Raw records

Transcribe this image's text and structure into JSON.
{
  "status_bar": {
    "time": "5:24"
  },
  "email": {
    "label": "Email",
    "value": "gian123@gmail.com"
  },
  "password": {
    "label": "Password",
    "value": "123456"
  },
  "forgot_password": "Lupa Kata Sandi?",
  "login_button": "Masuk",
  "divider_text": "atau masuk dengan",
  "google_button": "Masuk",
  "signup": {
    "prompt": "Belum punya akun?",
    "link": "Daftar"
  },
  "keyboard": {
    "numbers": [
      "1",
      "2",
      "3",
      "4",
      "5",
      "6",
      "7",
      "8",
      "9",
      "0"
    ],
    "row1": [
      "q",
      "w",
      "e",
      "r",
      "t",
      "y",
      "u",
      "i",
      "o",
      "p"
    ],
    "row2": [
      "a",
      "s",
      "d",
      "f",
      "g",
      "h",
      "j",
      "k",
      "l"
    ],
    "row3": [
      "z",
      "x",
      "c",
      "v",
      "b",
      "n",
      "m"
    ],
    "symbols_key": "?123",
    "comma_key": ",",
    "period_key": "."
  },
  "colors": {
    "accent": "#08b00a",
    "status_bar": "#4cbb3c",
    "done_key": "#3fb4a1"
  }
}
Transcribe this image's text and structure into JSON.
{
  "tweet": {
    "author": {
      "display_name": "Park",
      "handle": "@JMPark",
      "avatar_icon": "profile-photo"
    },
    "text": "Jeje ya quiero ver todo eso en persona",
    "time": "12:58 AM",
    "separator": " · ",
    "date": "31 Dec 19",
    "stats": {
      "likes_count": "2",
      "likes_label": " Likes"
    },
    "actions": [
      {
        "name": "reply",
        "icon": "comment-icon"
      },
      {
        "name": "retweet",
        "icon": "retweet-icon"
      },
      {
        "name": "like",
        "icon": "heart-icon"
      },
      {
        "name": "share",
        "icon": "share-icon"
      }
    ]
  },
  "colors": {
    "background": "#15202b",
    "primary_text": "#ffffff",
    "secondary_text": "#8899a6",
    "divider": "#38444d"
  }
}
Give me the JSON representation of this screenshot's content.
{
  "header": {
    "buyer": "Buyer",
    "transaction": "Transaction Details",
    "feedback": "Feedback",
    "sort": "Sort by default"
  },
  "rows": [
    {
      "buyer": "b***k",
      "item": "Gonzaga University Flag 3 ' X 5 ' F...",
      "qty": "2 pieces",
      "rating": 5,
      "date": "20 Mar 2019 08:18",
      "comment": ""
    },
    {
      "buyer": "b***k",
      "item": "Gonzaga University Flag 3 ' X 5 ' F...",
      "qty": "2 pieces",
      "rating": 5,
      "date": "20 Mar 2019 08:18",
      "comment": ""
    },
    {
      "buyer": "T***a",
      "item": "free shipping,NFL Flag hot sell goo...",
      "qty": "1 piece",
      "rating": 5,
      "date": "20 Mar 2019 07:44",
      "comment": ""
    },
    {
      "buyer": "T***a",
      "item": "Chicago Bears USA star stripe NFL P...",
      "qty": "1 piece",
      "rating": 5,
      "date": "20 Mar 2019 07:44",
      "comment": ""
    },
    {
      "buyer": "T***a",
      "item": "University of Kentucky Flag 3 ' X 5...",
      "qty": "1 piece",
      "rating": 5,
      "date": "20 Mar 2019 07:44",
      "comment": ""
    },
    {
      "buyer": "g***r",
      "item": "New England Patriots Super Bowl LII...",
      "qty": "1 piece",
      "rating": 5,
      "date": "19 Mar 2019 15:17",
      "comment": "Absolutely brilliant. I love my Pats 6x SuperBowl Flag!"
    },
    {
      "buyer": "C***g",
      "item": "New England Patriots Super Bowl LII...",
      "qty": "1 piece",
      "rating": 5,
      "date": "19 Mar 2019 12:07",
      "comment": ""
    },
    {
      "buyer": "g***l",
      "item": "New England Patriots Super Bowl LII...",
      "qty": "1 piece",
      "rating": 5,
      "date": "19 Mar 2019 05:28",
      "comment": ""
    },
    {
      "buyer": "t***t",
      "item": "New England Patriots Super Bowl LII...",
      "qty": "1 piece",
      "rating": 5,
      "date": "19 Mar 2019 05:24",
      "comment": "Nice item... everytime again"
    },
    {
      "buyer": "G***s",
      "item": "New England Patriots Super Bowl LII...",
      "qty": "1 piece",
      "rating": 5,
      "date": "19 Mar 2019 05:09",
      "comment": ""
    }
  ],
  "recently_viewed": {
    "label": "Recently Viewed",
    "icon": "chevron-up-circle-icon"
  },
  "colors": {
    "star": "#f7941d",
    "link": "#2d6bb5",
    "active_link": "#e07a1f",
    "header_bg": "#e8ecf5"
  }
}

= WHAT IS BEING ASKED =
Transcribe the records above exactly as they appear.

= ANSWER IN FULL =
Transcribe this image's text and structure into JSON.
{
  "status_bar": {
    "time": "5:24"
  },
  "email": {
    "label": "Email",
    "value": "gian123@gmail.com"
  },
  "password": {
    "label": "Password",
    "value": "123456"
  },
  "forgot_password": "Lupa Kata Sandi?",
  "login_button": "Masuk",
  "divider_text": "atau masuk dengan",
  "google_button": "Masuk",
  "signup": {
    "prompt": "Belum punya akun?",
    "link": "Daftar"
  },
  "keyboard": {
    "numbers": [
      "1",
      "2",
      "3",
      "4",
      "5",
      "6",
      "7",
      "8",
      "9",
      "0"
    ],
    "row1": [
      "q",
      "w",
      "e",
      "r",
      "t",
      "y",
      "u",
      "i",
      "o",
      "p"
    ],
    "row2": [
      "a",
      "s",
      "d",
      "f",
      "g",
      "h",
      "j",
      "k",
      "l"
    ],
    "row3": [
      "z",
      "x",
      "c",
      "v",
      "b",
      "n",
      "m"
    ],
    "symbols_key": "?123",
    "comma_key": ",",
    "period_key": "."
  },
  "colors": {
    "accent": "#08b00a",
    "status_bar": "#4cbb3c",
    "done_key": "#3fb4a1"
  }
}
Transcribe this image's text and structure into JSON.
{
  "tweet": {
    "author": {
      "display_name": "Park",
      "handle": "@JMPark",
      "avatar_icon": "profile-photo"
    },
    "text": "Jeje ya quiero ver todo eso en persona",
    "time": "12:58 AM",
    "separator": " · ",
    "date": "31 Dec 19",
    "stats": {
      "likes_count": "2",
      "likes_label": " Likes"
    },
    "actions": [
      {
        "name": "reply",
        "icon": "comment-icon"
      },
      {
        "name": "retweet",
        "icon": "retweet-icon"
      },
      {
        "name": "like",
        "icon": "heart-icon"
      },
      {
        "name": "share",
        "icon": "share-icon"
      }
    ]
  },
  "colors": {
    "background": "#15202b",
    "primary_text": "#ffffff",
    "secondary_text": "#8899a6",
    "divider": "#38444d"
  }
}
Give me the JSON representation of this screenshot's content.
{
  "header": {
    "buyer": "Buyer",
    "transaction": "Transaction Details",
    "feedback": "Feedback",
    "sort": "Sort by default"
  },
  "rows": [
    {
      "buyer": "b***k",
      "item": "Gonzaga University Flag 3 ' X 5 ' F...",
      "qty": "2 pieces",
      "rating": 5,
      "date": "20 Mar 2019 08:18",
      "comment": ""
    },
    {
      "buyer": "b***k",
      "item": "Gonzaga University Flag 3 ' X 5 ' F...",
      "qty": "2 pieces",
      "rating": 5,
      "date": "20 Mar 2019 08:18",
      "comment": ""
    },
    {
      "buyer": "T***a",
      "item": "free shipping,NFL Flag hot sell goo...",
      "qty": "1 piece",
      "rating": 5,
      "date": "20 Mar 2019 07:44",
      "comment": ""
    },
    {
      "buyer": "T***a",
      "item": "Chicago Bears USA star stripe NFL P...",
      "qty": "1 piece",
      "rating": 5,
      "date": "20 Mar 2019 07:44",
      "comment": ""
    },
    {
      "buyer": "T***a",
      "item": "University of Kentucky Flag 3 ' X 5...",
      "qty": "1 piece",
      "rating": 5,
      "date": "20 Mar 2019 07:44",
      "comment": ""
    },
    {
      "buyer": "g***r",
      "item": "New England Patriots Super Bowl LII...",
      "qty": "1 piece",
      "rating": 5,
      "date": "19 Mar 2019 15:17",
      "comment": "Absolutely brilliant. I love my Pats 6x SuperBowl Flag!"
    },
    {
      "buyer": "C***g",
      "item": "New England Patriots Super Bowl LII...",
      "qty": "1 piece",
      "rating": 5,
      "date": "19 Mar 2019 12:07",
      "comment": ""
    },
    {
      "buyer": "g***l",
      "item": "New England Patriots Super Bowl LII...",
      "qty": "1 piece",
      "rating": 5,
      "date": "19 Mar 2019 05:28",
      "comment": ""
    },
    {
      "buyer": "t***t",
      "item": "New England Patriots Super Bowl LII...",
      "qty": "1 piece",
      "rating": 5,
      "date": "19 Mar 2019 05:24",
      "comment": "Nice item... everytime again"
    },
    {
      "buyer": "G***s",
      "item": "New England Patriots Super Bowl LII...",
      "qty": "1 piece",
      "rating": 5,
      "date": "19 Mar 2019 05:09",
      "comment": ""
    }
  ],
  "recently_viewed": {
    "label": "Recently Viewed",
    "icon": "chevron-up-circle-icon"
  },
  "colors": {
    "star": "#f7941d",
    "link": "#2d6bb5",
    "active_link": "#e07a1f",
    "header_bg": "#e8ecf5"
  }
}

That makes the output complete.